▽
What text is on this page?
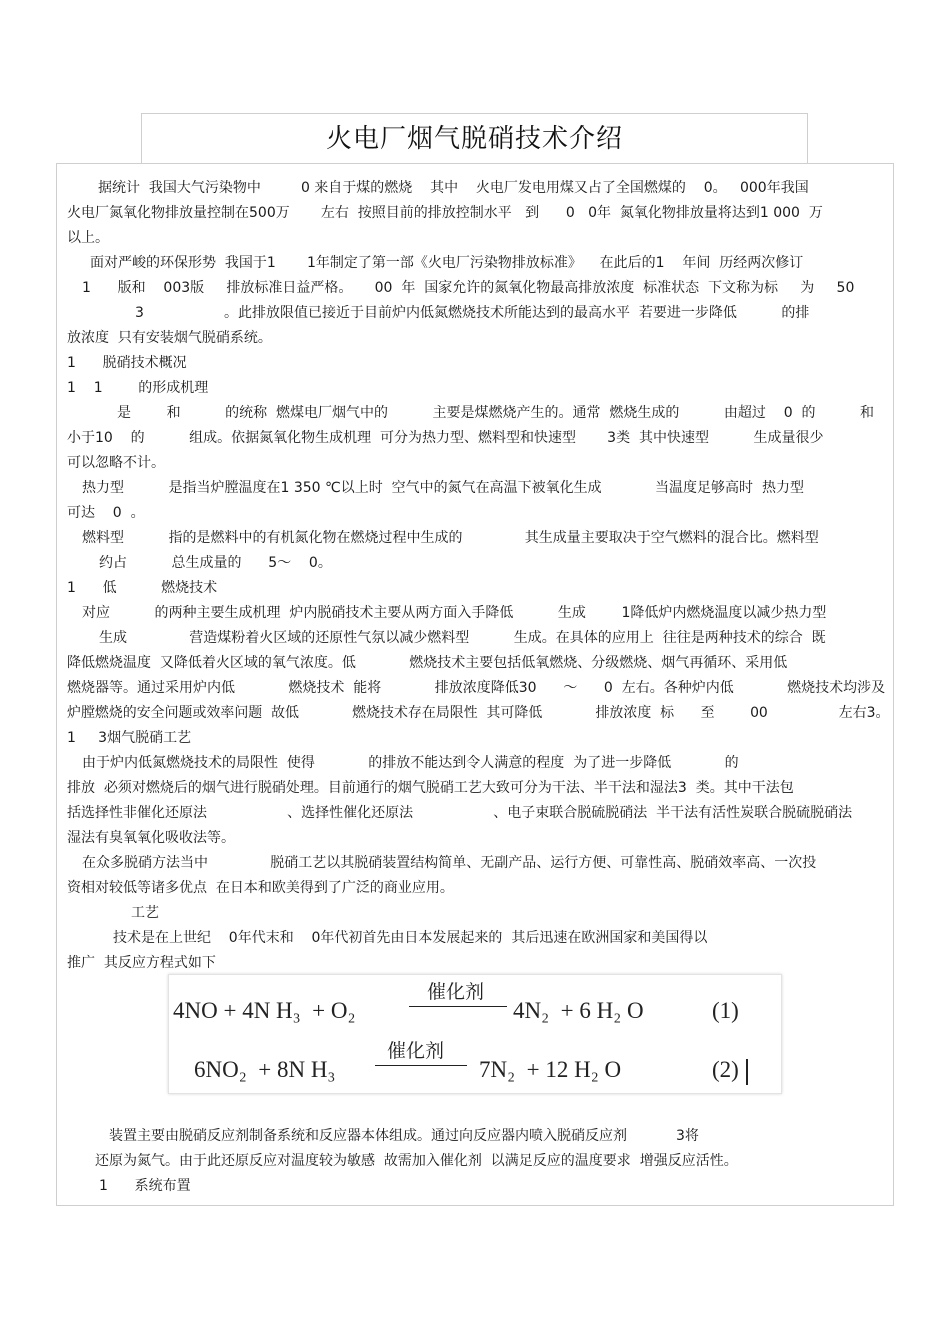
火电厂烟气脱硝技术介绍
据统计  我国大气污染物中         0 来自于煤的燃烧    其中    火电厂发电用煤又占了全国燃煤的    0。   000年我国
火电厂氮氧化物排放量控制在500万       左右  按照目前的排放控制水平   到      0   0年  氮氧化物排放量将达到1 000  万
以上。
面对严峻的环保形势  我国于1       1年制定了第一部《火电厂污染物排放标准》    在此后的1    年间  历经两次修订
1      版和    003版     排放标准日益严格。     00  年  国家允许的氮氧化物最高排放浓度  标准状态  下文称为标     为     50
3                  。此排放限值已接近于目前炉内低氮燃烧技术所能达到的最高水平  若要进一步降低          的排
放浓度  只有安装烟气脱硝系统。
1      脱硝技术概况
1    1        的形成机理
是        和          的统称  燃煤电厂烟气中的          主要是煤燃烧产生的。通常  燃烧生成的          由超过    0  的          和
小于10    的          组成。依据氮氧化物生成机理  可分为热力型、燃料型和快速型       3类  其中快速型          生成量很少
可以忽略不计。
热力型          是指当炉膛温度在1 350 ℃以上时  空气中的氮气在高温下被氧化生成            当温度足够高时  热力型
可达    0  。
燃料型          指的是燃料中的有机氮化物在燃烧过程中生成的              其生成量主要取决于空气燃料的混合比。燃料型
约占          总生成量的      5～    0。
1      低          燃烧技术
对应          的两种主要生成机理  炉内脱硝技术主要从两方面入手降低          生成        1降低炉内燃烧温度以减少热力型
生成              营造煤粉着火区域的还原性气氛以减少燃料型          生成。在具体的应用上  往往是两种技术的综合  既
降低燃烧温度  又降低着火区域的氧气浓度。低            燃烧技术主要包括低氧燃烧、分级燃烧、烟气再循环、采用低
燃烧器等。通过采用炉内低            燃烧技术  能将            排放浓度降低30      ～      0  左右。各种炉内低            燃烧技术均涉及
炉膛燃烧的安全问题或效率问题  故低            燃烧技术存在局限性  其可降低            排放浓度  标      至        00                左右3。
1     3烟气脱硝工艺
由于炉内低氮燃烧技术的局限性  使得            的排放不能达到令人满意的程度  为了进一步降低            的
排放  必须对燃烧后的烟气进行脱硝处理。目前通行的烟气脱硝工艺大致可分为干法、半干法和湿法3  类。其中干法包
括选择性非催化还原法                  、选择性催化还原法                  、电子束联合脱硫脱硝法  半干法有活性炭联合脱硫脱硝法
湿法有臭氧氧化吸收法等。
在众多脱硝方法当中              脱硝工艺以其脱硝装置结构简单、无副产品、运行方便、可靠性高、脱硝效率高、一次投
资相对较低等诸多优点  在日本和欧美得到了广泛的商业应用。
工艺
技术是在上世纪    0年代末和    0年代初首先由日本发展起来的  其后迅速在欧洲国家和美国得以
推广  其反应方程式如下
4NO + 4N H₃  + O₂
催化剂
4N₂  + 6 H₂ O	(1)
6NO₂  + 8N H₃
催化剂
7N₂  + 12 H₂ O	(2)
装置主要由脱硝反应剂制备系统和反应器本体组成。通过向反应器内喷入脱硝反应剂           3将
还原为氮气。由于此还原反应对温度较为敏感  故需加入催化剂  以满足反应的温度要求  增强反应活性。
1      系统布置
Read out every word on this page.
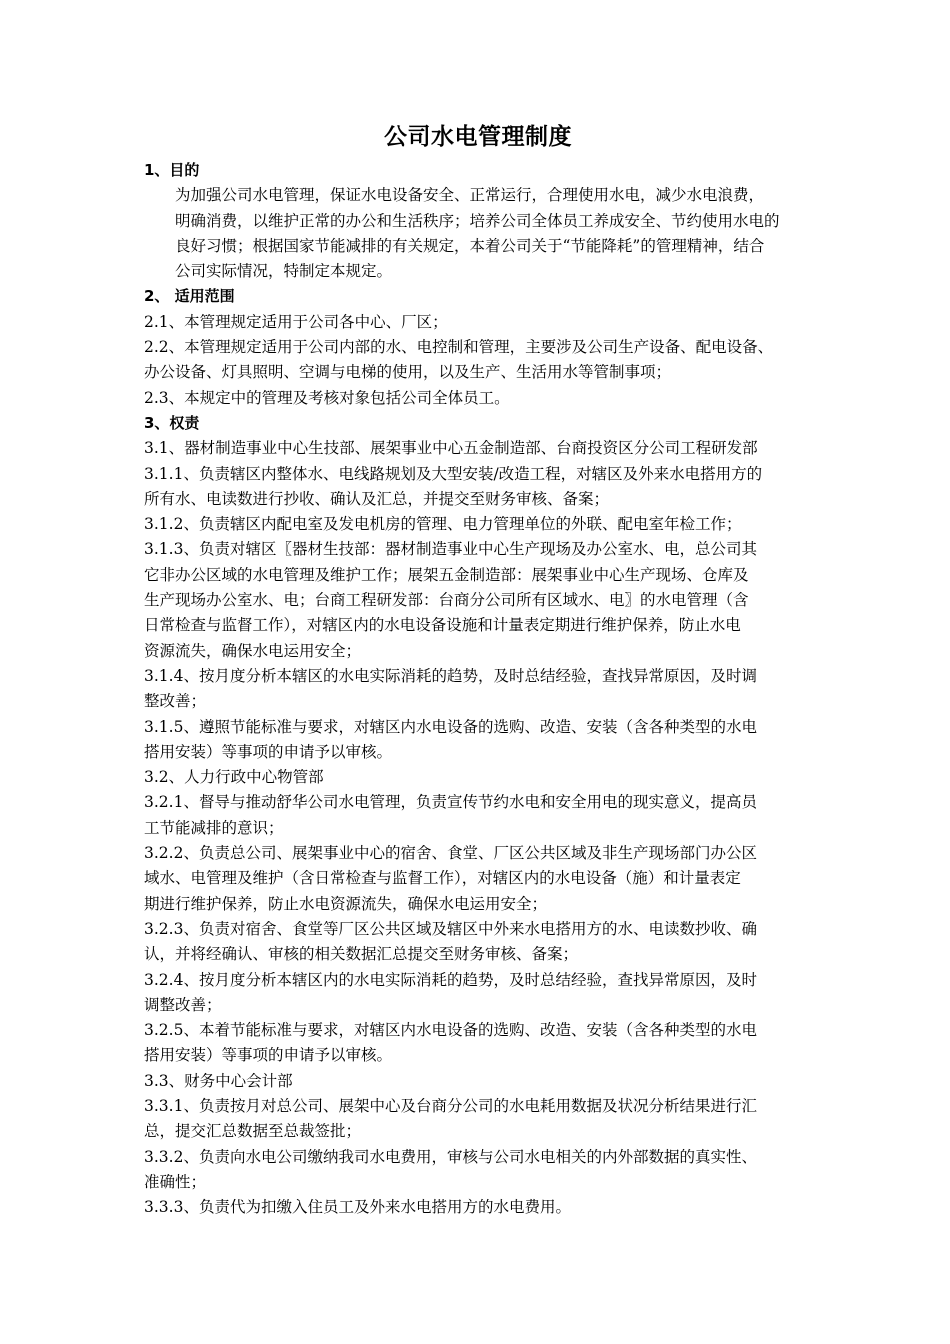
公司水电管理制度
1、目的
为加强公司水电管理，保证水电设备安全、正常运行，合理使用水电，减少水电浪费，
明确消费，以维护正常的办公和生活秩序；培养公司全体员工养成安全、节约使用水电的
良好习惯；根据国家节能减排的有关规定，本着公司关于“节能降耗”的管理精神，结合
公司实际情况，特制定本规定。
2、 适用范围
2.1、本管理规定适用于公司各中心、厂区；
2.2、本管理规定适用于公司内部的水、电控制和管理，主要涉及公司生产设备、配电设备、
办公设备、灯具照明、空调与电梯的使用，以及生产、生活用水等管制事项；
2.3、本规定中的管理及考核对象包括公司全体员工。
3、权责
3.1、器材制造事业中心生技部、展架事业中心五金制造部、台商投资区分公司工程研发部
3.1.1、负责辖区内整体水、电线路规划及大型安装/改造工程，对辖区及外来水电搭用方的
所有水、电读数进行抄收、确认及汇总，并提交至财务审核、备案；
3.1.2、负责辖区内配电室及发电机房的管理、电力管理单位的外联、配电室年检工作；
3.1.3、负责对辖区〖器材生技部：器材制造事业中心生产现场及办公室水、电，总公司其
它非办公区域的水电管理及维护工作；展架五金制造部：展架事业中心生产现场、仓库及
生产现场办公室水、电；台商工程研发部：台商分公司所有区域水、电〗的水电管理（含
日常检查与监督工作），对辖区内的水电设备设施和计量表定期进行维护保养，防止水电
资源流失，确保水电运用安全；
3.1.4、按月度分析本辖区的水电实际消耗的趋势，及时总结经验，查找异常原因，及时调
整改善；
3.1.5、遵照节能标准与要求，对辖区内水电设备的选购、改造、安装（含各种类型的水电
搭用安装）等事项的申请予以审核。
3.2、人力行政中心物管部
3.2.1、督导与推动舒华公司水电管理，负责宣传节约水电和安全用电的现实意义，提高员
工节能减排的意识；
3.2.2、负责总公司、展架事业中心的宿舍、食堂、厂区公共区域及非生产现场部门办公区
域水、电管理及维护（含日常检查与监督工作），对辖区内的水电设备（施）和计量表定
期进行维护保养，防止水电资源流失，确保水电运用安全；
3.2.3、负责对宿舍、食堂等厂区公共区域及辖区中外来水电搭用方的水、电读数抄收、确
认，并将经确认、审核的相关数据汇总提交至财务审核、备案；
3.2.4、按月度分析本辖区内的水电实际消耗的趋势，及时总结经验，查找异常原因，及时
调整改善；
3.2.5、本着节能标准与要求，对辖区内水电设备的选购、改造、安装（含各种类型的水电
搭用安装）等事项的申请予以审核。
3.3、财务中心会计部
3.3.1、负责按月对总公司、展架中心及台商分公司的水电耗用数据及状况分析结果进行汇
总，提交汇总数据至总裁签批；
3.3.2、负责向水电公司缴纳我司水电费用，审核与公司水电相关的内外部数据的真实性、
准确性；
3.3.3、负责代为扣缴入住员工及外来水电搭用方的水电费用。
△
Work to do: Make a copy of each line that contains the string "page".

Answer to the problem:
What text is on this page?
Read out every word on this page.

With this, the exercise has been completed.